Stored entries
# # # # # # #

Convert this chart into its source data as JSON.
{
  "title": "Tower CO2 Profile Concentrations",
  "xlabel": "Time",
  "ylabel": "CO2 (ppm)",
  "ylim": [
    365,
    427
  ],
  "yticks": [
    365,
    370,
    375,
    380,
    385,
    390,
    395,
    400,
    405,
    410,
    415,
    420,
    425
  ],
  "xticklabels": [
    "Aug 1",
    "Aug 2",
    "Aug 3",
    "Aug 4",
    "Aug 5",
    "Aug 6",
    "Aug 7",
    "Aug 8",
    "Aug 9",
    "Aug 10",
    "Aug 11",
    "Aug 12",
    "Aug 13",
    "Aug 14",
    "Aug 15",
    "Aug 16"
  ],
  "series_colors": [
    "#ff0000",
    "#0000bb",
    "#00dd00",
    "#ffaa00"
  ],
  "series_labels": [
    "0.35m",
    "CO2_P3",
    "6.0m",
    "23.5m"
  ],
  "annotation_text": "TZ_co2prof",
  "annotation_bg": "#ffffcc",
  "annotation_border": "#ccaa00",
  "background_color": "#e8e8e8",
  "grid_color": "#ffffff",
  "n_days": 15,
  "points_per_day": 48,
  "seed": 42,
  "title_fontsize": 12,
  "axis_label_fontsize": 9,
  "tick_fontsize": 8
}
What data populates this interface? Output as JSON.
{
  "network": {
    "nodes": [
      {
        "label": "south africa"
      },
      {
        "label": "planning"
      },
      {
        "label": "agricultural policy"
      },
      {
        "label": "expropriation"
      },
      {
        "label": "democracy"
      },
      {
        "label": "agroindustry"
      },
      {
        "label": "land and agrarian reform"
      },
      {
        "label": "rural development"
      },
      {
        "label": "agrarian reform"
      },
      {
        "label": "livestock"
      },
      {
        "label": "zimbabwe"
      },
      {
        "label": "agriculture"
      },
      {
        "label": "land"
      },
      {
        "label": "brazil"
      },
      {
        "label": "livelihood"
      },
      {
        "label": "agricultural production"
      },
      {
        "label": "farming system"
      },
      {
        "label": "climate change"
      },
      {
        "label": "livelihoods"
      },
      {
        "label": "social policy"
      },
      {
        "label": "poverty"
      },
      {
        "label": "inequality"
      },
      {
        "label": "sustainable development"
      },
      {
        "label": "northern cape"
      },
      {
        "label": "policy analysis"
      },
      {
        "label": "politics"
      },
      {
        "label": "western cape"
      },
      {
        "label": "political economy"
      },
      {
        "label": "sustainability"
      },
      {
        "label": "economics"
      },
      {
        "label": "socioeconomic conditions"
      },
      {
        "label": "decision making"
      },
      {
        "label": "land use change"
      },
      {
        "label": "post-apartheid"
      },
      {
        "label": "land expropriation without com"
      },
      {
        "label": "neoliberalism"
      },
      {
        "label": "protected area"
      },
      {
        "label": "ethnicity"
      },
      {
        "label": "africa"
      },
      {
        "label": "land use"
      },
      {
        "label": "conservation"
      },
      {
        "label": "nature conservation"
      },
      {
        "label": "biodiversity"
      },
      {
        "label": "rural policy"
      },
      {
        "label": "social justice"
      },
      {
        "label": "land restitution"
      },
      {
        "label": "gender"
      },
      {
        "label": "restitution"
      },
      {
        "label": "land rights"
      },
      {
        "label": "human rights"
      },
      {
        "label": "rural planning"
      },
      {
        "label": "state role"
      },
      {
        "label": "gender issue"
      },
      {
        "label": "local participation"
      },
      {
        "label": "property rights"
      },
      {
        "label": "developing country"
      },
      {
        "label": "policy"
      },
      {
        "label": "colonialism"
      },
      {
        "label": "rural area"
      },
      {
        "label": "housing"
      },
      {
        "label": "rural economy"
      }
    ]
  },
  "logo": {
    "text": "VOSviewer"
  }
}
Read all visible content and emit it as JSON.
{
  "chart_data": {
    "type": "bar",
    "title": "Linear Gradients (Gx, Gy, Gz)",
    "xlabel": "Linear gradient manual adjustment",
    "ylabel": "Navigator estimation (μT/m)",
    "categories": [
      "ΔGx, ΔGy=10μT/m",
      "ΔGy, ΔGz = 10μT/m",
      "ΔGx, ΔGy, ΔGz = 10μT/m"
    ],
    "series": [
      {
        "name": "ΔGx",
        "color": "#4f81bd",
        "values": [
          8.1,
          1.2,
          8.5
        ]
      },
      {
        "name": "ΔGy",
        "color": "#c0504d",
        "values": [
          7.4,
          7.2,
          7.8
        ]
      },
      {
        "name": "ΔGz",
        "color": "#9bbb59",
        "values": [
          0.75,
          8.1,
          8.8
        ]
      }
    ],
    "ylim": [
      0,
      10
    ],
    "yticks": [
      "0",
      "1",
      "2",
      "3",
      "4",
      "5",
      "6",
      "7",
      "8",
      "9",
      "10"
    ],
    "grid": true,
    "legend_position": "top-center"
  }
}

# # # # # # #

__Task instructions__:
Please repeat the listing above in full and exactly.

__The solution__:
Convert this chart into its source data as JSON.
{
  "title": "Tower CO2 Profile Concentrations",
  "xlabel": "Time",
  "ylabel": "CO2 (ppm)",
  "ylim": [
    365,
    427
  ],
  "yticks": [
    365,
    370,
    375,
    380,
    385,
    390,
    395,
    400,
    405,
    410,
    415,
    420,
    425
  ],
  "xticklabels": [
    "Aug 1",
    "Aug 2",
    "Aug 3",
    "Aug 4",
    "Aug 5",
    "Aug 6",
    "Aug 7",
    "Aug 8",
    "Aug 9",
    "Aug 10",
    "Aug 11",
    "Aug 12",
    "Aug 13",
    "Aug 14",
    "Aug 15",
    "Aug 16"
  ],
  "series_colors": [
    "#ff0000",
    "#0000bb",
    "#00dd00",
    "#ffaa00"
  ],
  "series_labels": [
    "0.35m",
    "CO2_P3",
    "6.0m",
    "23.5m"
  ],
  "annotation_text": "TZ_co2prof",
  "annotation_bg": "#ffffcc",
  "annotation_border": "#ccaa00",
  "background_color": "#e8e8e8",
  "grid_color": "#ffffff",
  "n_days": 15,
  "points_per_day": 48,
  "seed": 42,
  "title_fontsize": 12,
  "axis_label_fontsize": 9,
  "tick_fontsize": 8
}
What data populates this interface? Output as JSON.
{
  "network": {
    "nodes": [
      {
        "label": "south africa"
      },
      {
        "label": "planning"
      },
      {
        "label": "agricultural policy"
      },
      {
        "label": "expropriation"
      },
      {
        "label": "democracy"
      },
      {
        "label": "agroindustry"
      },
      {
        "label": "land and agrarian reform"
      },
      {
        "label": "rural development"
      },
      {
        "label": "agrarian reform"
      },
      {
        "label": "livestock"
      },
      {
        "label": "zimbabwe"
      },
      {
        "label": "agriculture"
      },
      {
        "label": "land"
      },
      {
        "label": "brazil"
      },
      {
        "label": "livelihood"
      },
      {
        "label": "agricultural production"
      },
      {
        "label": "farming system"
      },
      {
        "label": "climate change"
      },
      {
        "label": "livelihoods"
      },
      {
        "label": "social policy"
      },
      {
        "label": "poverty"
      },
      {
        "label": "inequality"
      },
      {
        "label": "sustainable development"
      },
      {
        "label": "northern cape"
      },
      {
        "label": "policy analysis"
      },
      {
        "label": "politics"
      },
      {
        "label": "western cape"
      },
      {
        "label": "political economy"
      },
      {
        "label": "sustainability"
      },
      {
        "label": "economics"
      },
      {
        "label": "socioeconomic conditions"
      },
      {
        "label": "decision making"
      },
      {
        "label": "land use change"
      },
      {
        "label": "post-apartheid"
      },
      {
        "label": "land expropriation without com"
      },
      {
        "label": "neoliberalism"
      },
      {
        "label": "protected area"
      },
      {
        "label": "ethnicity"
      },
      {
        "label": "africa"
      },
      {
        "label": "land use"
      },
      {
        "label": "conservation"
      },
      {
        "label": "nature conservation"
      },
      {
        "label": "biodiversity"
      },
      {
        "label": "rural policy"
      },
      {
        "label": "social justice"
      },
      {
        "label": "land restitution"
      },
      {
        "label": "gender"
      },
      {
        "label": "restitution"
      },
      {
        "label": "land rights"
      },
      {
        "label": "human rights"
      },
      {
        "label": "rural planning"
      },
      {
        "label": "state role"
      },
      {
        "label": "gender issue"
      },
      {
        "label": "local participation"
      },
      {
        "label": "property rights"
      },
      {
        "label": "developing country"
      },
      {
        "label": "policy"
      },
      {
        "label": "colonialism"
      },
      {
        "label": "rural area"
      },
      {
        "label": "housing"
      },
      {
        "label": "rural economy"
      }
    ]
  },
  "logo": {
    "text": "VOSviewer"
  }
}
Read all visible content and emit it as JSON.
{
  "chart_data": {
    "type": "bar",
    "title": "Linear Gradients (Gx, Gy, Gz)",
    "xlabel": "Linear gradient manual adjustment",
    "ylabel": "Navigator estimation (μT/m)",
    "categories": [
      "ΔGx, ΔGy=10μT/m",
      "ΔGy, ΔGz = 10μT/m",
      "ΔGx, ΔGy, ΔGz = 10μT/m"
    ],
    "series": [
      {
        "name": "ΔGx",
        "color": "#4f81bd",
        "values": [
          8.1,
          1.2,
          8.5
        ]
      },
      {
        "name": "ΔGy",
        "color": "#c0504d",
        "values": [
          7.4,
          7.2,
          7.8
        ]
      },
      {
        "name": "ΔGz",
        "color": "#9bbb59",
        "values": [
          0.75,
          8.1,
          8.8
        ]
      }
    ],
    "ylim": [
      0,
      10
    ],
    "yticks": [
      "0",
      "1",
      "2",
      "3",
      "4",
      "5",
      "6",
      "7",
      "8",
      "9",
      "10"
    ],
    "grid": true,
    "legend_position": "top-center"
  }
}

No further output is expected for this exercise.